╭──

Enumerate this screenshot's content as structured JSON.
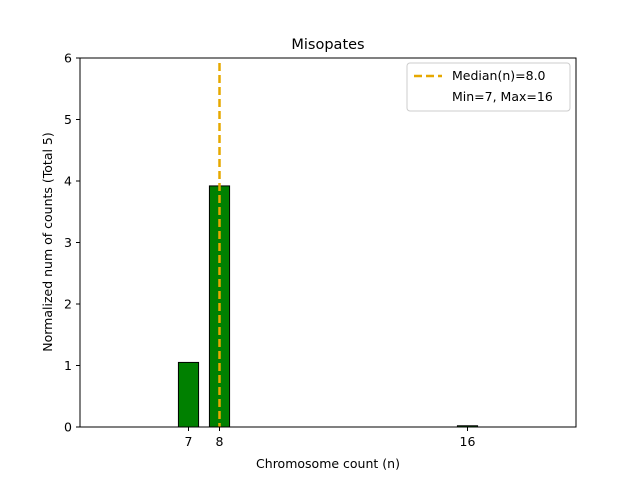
{
  "chart_data": {
    "type": "bar",
    "title": "Misopates",
    "xlabel": "Chromosome count (n)",
    "ylabel": "Normalized num of counts     (Total 5)",
    "x": [
      7,
      8,
      16
    ],
    "values": [
      1.05,
      3.92,
      0.02
    ],
    "xticks": [
      "7",
      "8",
      "16"
    ],
    "yticks": [
      "0",
      "1",
      "2",
      "3",
      "4",
      "5",
      "6"
    ],
    "xlim": [
      3.5,
      19.5
    ],
    "ylim": [
      0,
      6
    ],
    "bar_width": 0.65,
    "bar_color": "#008000",
    "bar_edge_color": "#000000",
    "median": 8.0,
    "median_color": "#e6a800",
    "legend": {
      "placement": "top-right",
      "entries": [
        "Median(n)=8.0",
        "Min=7, Max=16"
      ]
    },
    "grid": false
  }
}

╰──

Restate each line of the records exactly; pictures do not belong in the copy.

Enumerate this screenshot's content as structured JSON.
{
  "chart_data": {
    "type": "bar",
    "title": "Misopates",
    "xlabel": "Chromosome count (n)",
    "ylabel": "Normalized num of counts     (Total 5)",
    "x": [
      7,
      8,
      16
    ],
    "values": [
      1.05,
      3.92,
      0.02
    ],
    "xticks": [
      "7",
      "8",
      "16"
    ],
    "yticks": [
      "0",
      "1",
      "2",
      "3",
      "4",
      "5",
      "6"
    ],
    "xlim": [
      3.5,
      19.5
    ],
    "ylim": [
      0,
      6
    ],
    "bar_width": 0.65,
    "bar_color": "#008000",
    "bar_edge_color": "#000000",
    "median": 8.0,
    "median_color": "#e6a800",
    "legend": {
      "placement": "top-right",
      "entries": [
        "Median(n)=8.0",
        "Min=7, Max=16"
      ]
    },
    "grid": false
  }
}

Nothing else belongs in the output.